◆ **Set task**
Your task is to restate the data word for word.
──────────────────────────────
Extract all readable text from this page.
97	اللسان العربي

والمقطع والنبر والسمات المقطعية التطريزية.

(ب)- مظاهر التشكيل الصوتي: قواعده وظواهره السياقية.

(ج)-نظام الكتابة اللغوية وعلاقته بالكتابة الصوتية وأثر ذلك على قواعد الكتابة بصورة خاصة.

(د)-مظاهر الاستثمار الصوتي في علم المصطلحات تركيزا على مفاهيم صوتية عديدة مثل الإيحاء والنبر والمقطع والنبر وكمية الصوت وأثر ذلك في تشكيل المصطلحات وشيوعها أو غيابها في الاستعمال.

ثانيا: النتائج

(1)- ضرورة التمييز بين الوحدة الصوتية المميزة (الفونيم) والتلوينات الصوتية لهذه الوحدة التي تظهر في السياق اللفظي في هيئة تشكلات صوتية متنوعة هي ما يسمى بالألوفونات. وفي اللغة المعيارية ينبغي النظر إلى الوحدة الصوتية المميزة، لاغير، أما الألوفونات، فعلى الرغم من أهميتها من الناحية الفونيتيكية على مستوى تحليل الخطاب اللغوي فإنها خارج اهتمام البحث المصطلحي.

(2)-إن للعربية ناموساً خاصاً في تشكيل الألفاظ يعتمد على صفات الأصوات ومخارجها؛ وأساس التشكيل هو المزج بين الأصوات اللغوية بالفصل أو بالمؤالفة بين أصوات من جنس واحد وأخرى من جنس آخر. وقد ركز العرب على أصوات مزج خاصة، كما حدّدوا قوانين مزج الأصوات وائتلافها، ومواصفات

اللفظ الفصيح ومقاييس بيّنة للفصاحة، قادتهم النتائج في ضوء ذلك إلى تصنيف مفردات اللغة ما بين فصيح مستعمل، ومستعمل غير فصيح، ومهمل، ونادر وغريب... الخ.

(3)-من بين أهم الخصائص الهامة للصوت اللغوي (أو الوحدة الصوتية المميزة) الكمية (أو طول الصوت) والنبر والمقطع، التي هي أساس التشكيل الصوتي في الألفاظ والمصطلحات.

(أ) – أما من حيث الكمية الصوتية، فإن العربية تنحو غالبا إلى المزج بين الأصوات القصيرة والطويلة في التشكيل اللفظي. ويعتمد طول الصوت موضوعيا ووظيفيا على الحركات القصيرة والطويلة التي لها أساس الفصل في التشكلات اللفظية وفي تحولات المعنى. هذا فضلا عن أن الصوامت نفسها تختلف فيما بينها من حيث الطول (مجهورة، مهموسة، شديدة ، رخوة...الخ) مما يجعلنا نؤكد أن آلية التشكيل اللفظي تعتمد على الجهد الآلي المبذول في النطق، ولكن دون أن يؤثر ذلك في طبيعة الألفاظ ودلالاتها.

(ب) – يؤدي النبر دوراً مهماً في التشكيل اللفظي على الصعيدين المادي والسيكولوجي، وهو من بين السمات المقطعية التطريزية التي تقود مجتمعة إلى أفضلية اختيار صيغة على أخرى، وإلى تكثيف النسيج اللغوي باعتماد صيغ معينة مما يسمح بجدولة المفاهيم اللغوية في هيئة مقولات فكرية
──────────────────────────────
◆ **Answer to the problem**
Extract all readable text from this page.
97	اللسان العربي

والمقطع والنبر والسمات المقطعية التطريزية.

(ب)- مظاهر التشكيل الصوتي: قواعده وظواهره السياقية.

(ج)-نظام الكتابة اللغوية وعلاقته بالكتابة الصوتية وأثر ذلك على قواعد الكتابة بصورة خاصة.

(د)-مظاهر الاستثمار الصوتي في علم المصطلحات تركيزا على مفاهيم صوتية عديدة مثل الإيحاء والنبر والمقطع والنبر وكمية الصوت وأثر ذلك في تشكيل المصطلحات وشيوعها أو غيابها في الاستعمال.

ثانيا: النتائج

(1)- ضرورة التمييز بين الوحدة الصوتية المميزة (الفونيم) والتلوينات الصوتية لهذه الوحدة التي تظهر في السياق اللفظي في هيئة تشكلات صوتية متنوعة هي ما يسمى بالألوفونات. وفي اللغة المعيارية ينبغي النظر إلى الوحدة الصوتية المميزة، لاغير، أما الألوفونات، فعلى الرغم من أهميتها من الناحية الفونيتيكية على مستوى تحليل الخطاب اللغوي فإنها خارج اهتمام البحث المصطلحي.

(2)-إن للعربية ناموساً خاصاً في تشكيل الألفاظ يعتمد على صفات الأصوات ومخارجها؛ وأساس التشكيل هو المزج بين الأصوات اللغوية بالفصل أو بالمؤالفة بين أصوات من جنس واحد وأخرى من جنس آخر. وقد ركز العرب على أصوات مزج خاصة، كما حدّدوا قوانين مزج الأصوات وائتلافها، ومواصفات

اللفظ الفصيح ومقاييس بيّنة للفصاحة، قادتهم النتائج في ضوء ذلك إلى تصنيف مفردات اللغة ما بين فصيح مستعمل، ومستعمل غير فصيح، ومهمل، ونادر وغريب... الخ.

(3)-من بين أهم الخصائص الهامة للصوت اللغوي (أو الوحدة الصوتية المميزة) الكمية (أو طول الصوت) والنبر والمقطع، التي هي أساس التشكيل الصوتي في الألفاظ والمصطلحات.

(أ) – أما من حيث الكمية الصوتية، فإن العربية تنحو غالبا إلى المزج بين الأصوات القصيرة والطويلة في التشكيل اللفظي. ويعتمد طول الصوت موضوعيا ووظيفيا على الحركات القصيرة والطويلة التي لها أساس الفصل في التشكلات اللفظية وفي تحولات المعنى. هذا فضلا عن أن الصوامت نفسها تختلف فيما بينها من حيث الطول (مجهورة، مهموسة، شديدة ، رخوة...الخ) مما يجعلنا نؤكد أن آلية التشكيل اللفظي تعتمد على الجهد الآلي المبذول في النطق، ولكن دون أن يؤثر ذلك في طبيعة الألفاظ ودلالاتها.

(ب) – يؤدي النبر دوراً مهماً في التشكيل اللفظي على الصعيدين المادي والسيكولوجي، وهو من بين السمات المقطعية التطريزية التي تقود مجتمعة إلى أفضلية اختيار صيغة على أخرى، وإلى تكثيف النسيج اللغوي باعتماد صيغ معينة مما يسمح بجدولة المفاهيم اللغوية في هيئة مقولات فكرية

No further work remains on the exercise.